## TASK PROMPT
Give an exact transcription of every line, dropping the images.
··········
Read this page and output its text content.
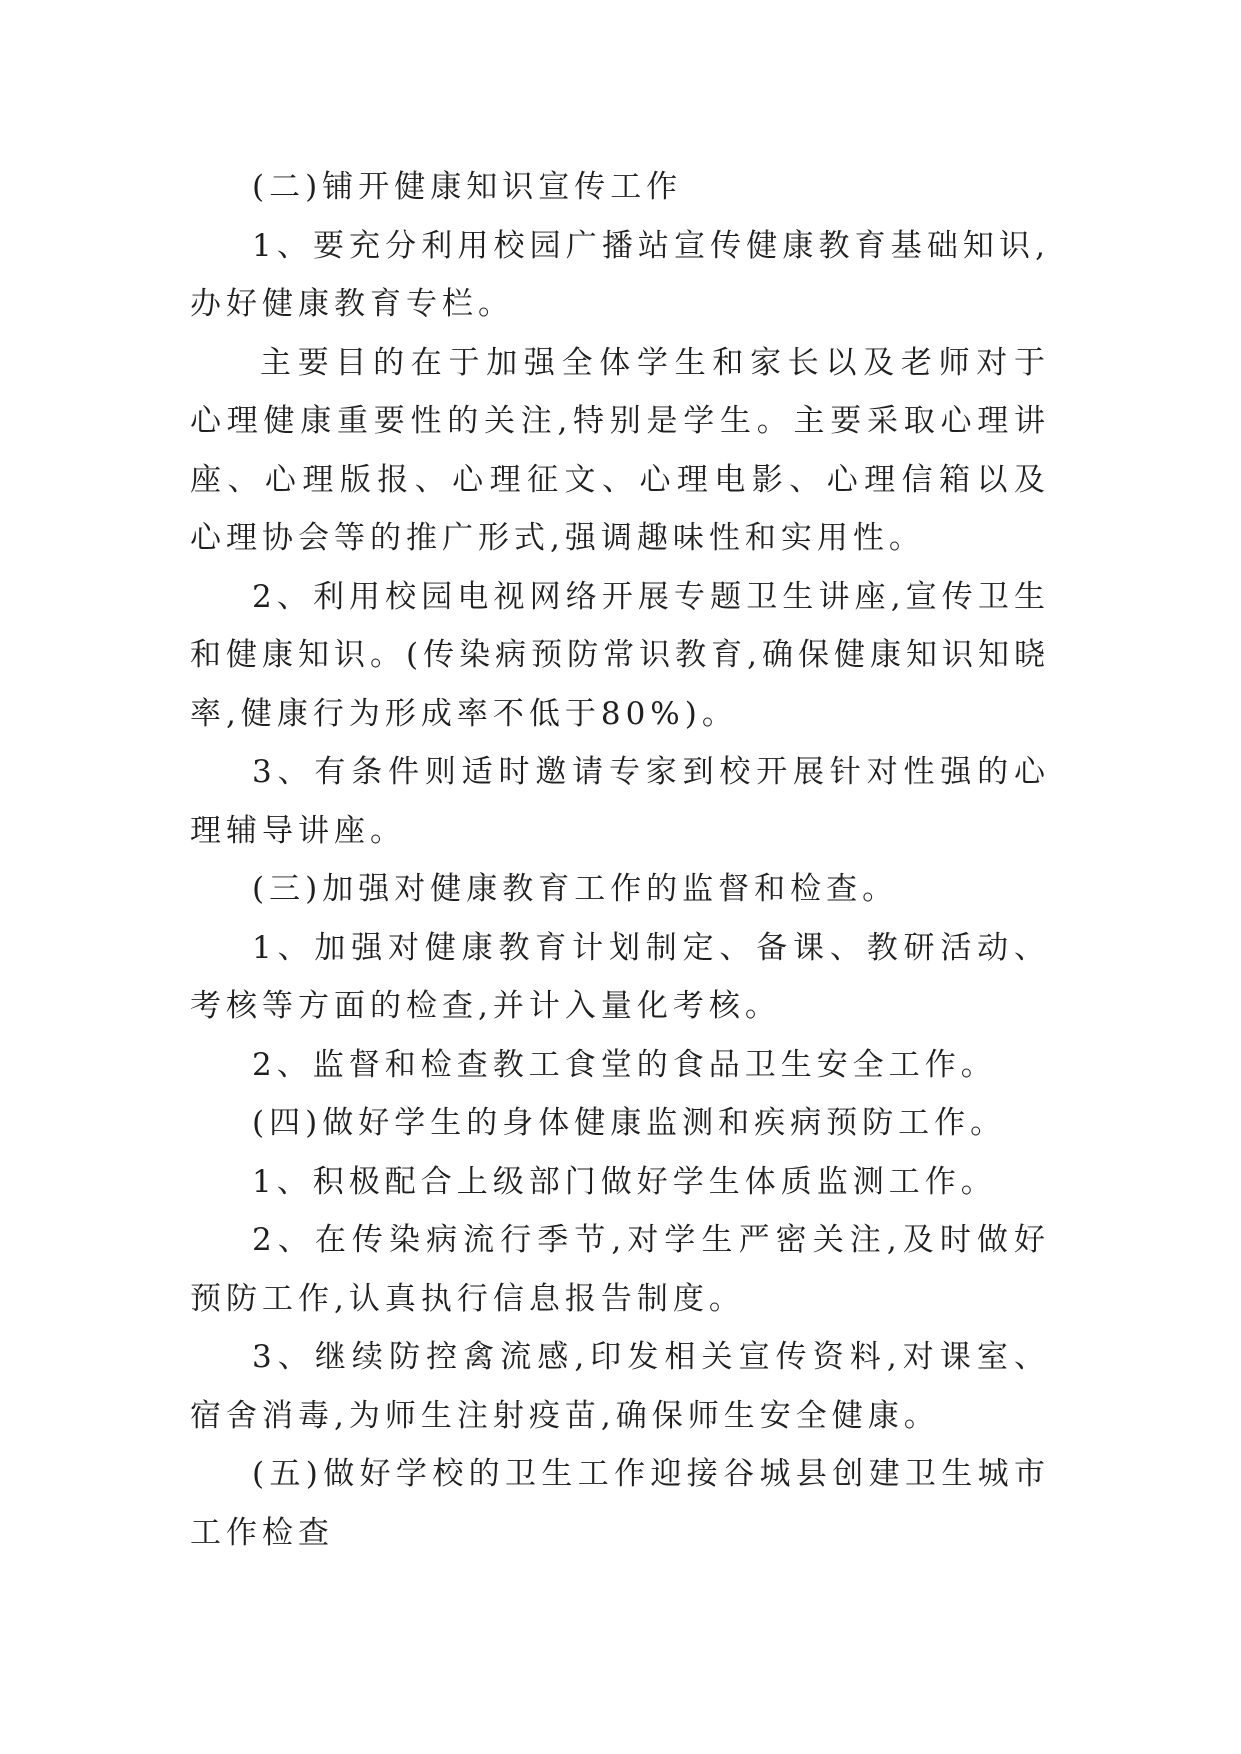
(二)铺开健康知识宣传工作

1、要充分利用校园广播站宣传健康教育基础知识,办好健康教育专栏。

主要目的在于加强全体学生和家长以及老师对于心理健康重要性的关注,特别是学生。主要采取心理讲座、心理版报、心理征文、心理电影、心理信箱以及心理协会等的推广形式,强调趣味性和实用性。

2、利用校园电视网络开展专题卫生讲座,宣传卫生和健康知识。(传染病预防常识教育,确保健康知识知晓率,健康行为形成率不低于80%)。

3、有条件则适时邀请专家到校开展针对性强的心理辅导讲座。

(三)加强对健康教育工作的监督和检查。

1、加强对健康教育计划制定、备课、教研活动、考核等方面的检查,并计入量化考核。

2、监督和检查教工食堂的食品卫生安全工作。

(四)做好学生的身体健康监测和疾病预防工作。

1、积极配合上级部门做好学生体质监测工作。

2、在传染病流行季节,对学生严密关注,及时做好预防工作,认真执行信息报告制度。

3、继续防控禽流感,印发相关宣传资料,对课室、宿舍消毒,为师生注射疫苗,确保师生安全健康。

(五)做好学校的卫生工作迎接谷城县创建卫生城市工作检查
··········
## WRITTEN RESPONSE
Read this page and output its text content.
(二)铺开健康知识宣传工作

1、要充分利用校园广播站宣传健康教育基础知识,办好健康教育专栏。

主要目的在于加强全体学生和家长以及老师对于心理健康重要性的关注,特别是学生。主要采取心理讲座、心理版报、心理征文、心理电影、心理信箱以及心理协会等的推广形式,强调趣味性和实用性。

2、利用校园电视网络开展专题卫生讲座,宣传卫生和健康知识。(传染病预防常识教育,确保健康知识知晓率,健康行为形成率不低于80%)。

3、有条件则适时邀请专家到校开展针对性强的心理辅导讲座。

(三)加强对健康教育工作的监督和检查。

1、加强对健康教育计划制定、备课、教研活动、考核等方面的检查,并计入量化考核。

2、监督和检查教工食堂的食品卫生安全工作。

(四)做好学生的身体健康监测和疾病预防工作。

1、积极配合上级部门做好学生体质监测工作。

2、在传染病流行季节,对学生严密关注,及时做好预防工作,认真执行信息报告制度。

3、继续防控禽流感,印发相关宣传资料,对课室、宿舍消毒,为师生注射疫苗,确保师生安全健康。

(五)做好学校的卫生工作迎接谷城县创建卫生城市工作检查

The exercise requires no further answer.